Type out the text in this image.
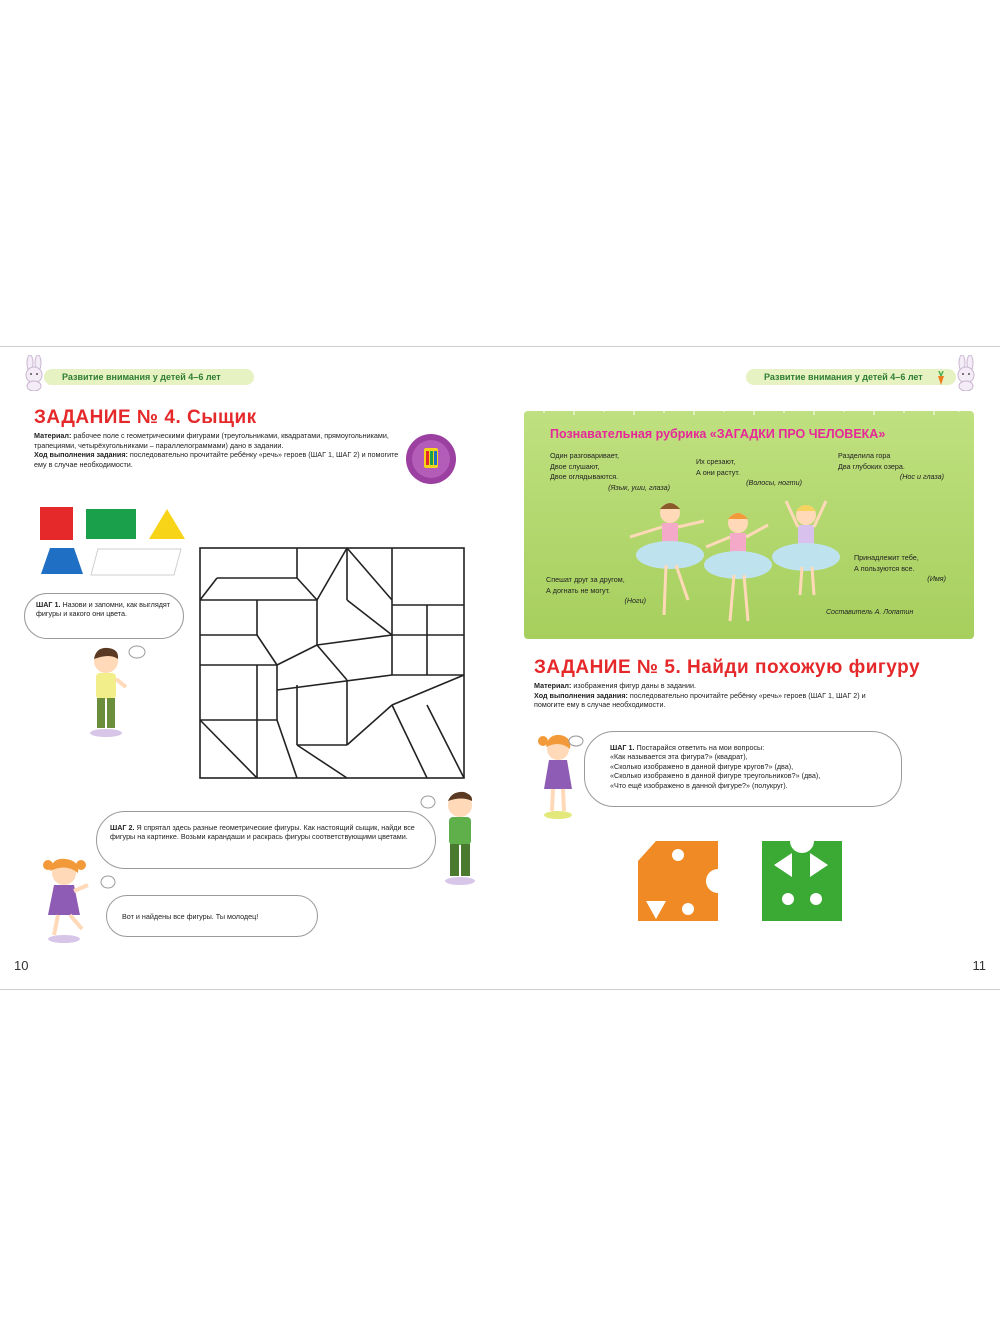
Развитие внимания у детей 4–6 лет
ЗАДАНИЕ № 4. Сыщик
Материал: рабочее поле с геометрическими фигурами (треугольниками, квадратами, прямоугольниками, трапециями, четырёхугольниками – параллелограммами) дано в задании.
Ход выполнения задания: последовательно прочитайте ребёнку «речь» героев (ШАГ 1, ШАГ 2) и помогите ему в случае необходимости.
ШАГ 1. Назови и запомни, как выглядят фигуры и какого они цвета.
ШАГ 2. Я спрятал здесь разные геометрические фигуры. Как настоящий сыщик, найди все фигуры на картинке. Возьми карандаши и раскрась фигуры соответствующими цветами.
Вот и найдены все фигуры. Ты молодец!
10
Развитие внимания у детей 4–6 лет
Познавательная рубрика «ЗАГАДКИ ПРО ЧЕЛОВЕКА»
Один разговаривает,
Двое слушают,
Двое оглядываются.
(Язык, уши, глаза)
Их срезают,
А они растут.
(Волосы, ногти)
Разделила гора
Два глубоких озера.
(Нос и глаза)
Спешат друг за другом,
А догнать не могут.
(Ноги)
Принадлежит тебе,
А пользуются все.
(Имя)
Составитель А. Лопатин
ЗАДАНИЕ № 5. Найди похожую фигуру
Материал: изображения фигур даны в задании.
Ход выполнения задания: последовательно прочитайте ребёнку «речь» героев (ШАГ 1, ШАГ 2) и помогите ему в случае необходимости.
ШАГ 1. Постарайся ответить на мои вопросы:
«Как называется эта фигура?» (квадрат),
«Сколько изображено в данной фигуре кругов?» (два),
«Сколько изображено в данной фигуре треугольников?» (два),
«Что ещё изображено в данной фигуре?» (полукруг).
11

- Exercise prompt -
Write the entries above out in full, exactly, with no images.

- Result -
Type out the text in this image.
Развитие внимания у детей 4–6 лет
ЗАДАНИЕ № 4. Сыщик
Материал: рабочее поле с геометрическими фигурами (треугольниками, квадратами, прямоугольниками, трапециями, четырёхугольниками – параллелограммами) дано в задании.
Ход выполнения задания: последовательно прочитайте ребёнку «речь» героев (ШАГ 1, ШАГ 2) и помогите ему в случае необходимости.
ШАГ 1. Назови и запомни, как выглядят фигуры и какого они цвета.
ШАГ 2. Я спрятал здесь разные геометрические фигуры. Как настоящий сыщик, найди все фигуры на картинке. Возьми карандаши и раскрась фигуры соответствующими цветами.
Вот и найдены все фигуры. Ты молодец!
10
Развитие внимания у детей 4–6 лет
Познавательная рубрика «ЗАГАДКИ ПРО ЧЕЛОВЕКА»
Один разговаривает,
Двое слушают,
Двое оглядываются.
(Язык, уши, глаза)
Их срезают,
А они растут.
(Волосы, ногти)
Разделила гора
Два глубоких озера.
(Нос и глаза)
Спешат друг за другом,
А догнать не могут.
(Ноги)
Принадлежит тебе,
А пользуются все.
(Имя)
Составитель А. Лопатин
ЗАДАНИЕ № 5. Найди похожую фигуру
Материал: изображения фигур даны в задании.
Ход выполнения задания: последовательно прочитайте ребёнку «речь» героев (ШАГ 1, ШАГ 2) и помогите ему в случае необходимости.
ШАГ 1. Постарайся ответить на мои вопросы:
«Как называется эта фигура?» (квадрат),
«Сколько изображено в данной фигуре кругов?» (два),
«Сколько изображено в данной фигуре треугольников?» (два),
«Что ещё изображено в данной фигуре?» (полукруг).
11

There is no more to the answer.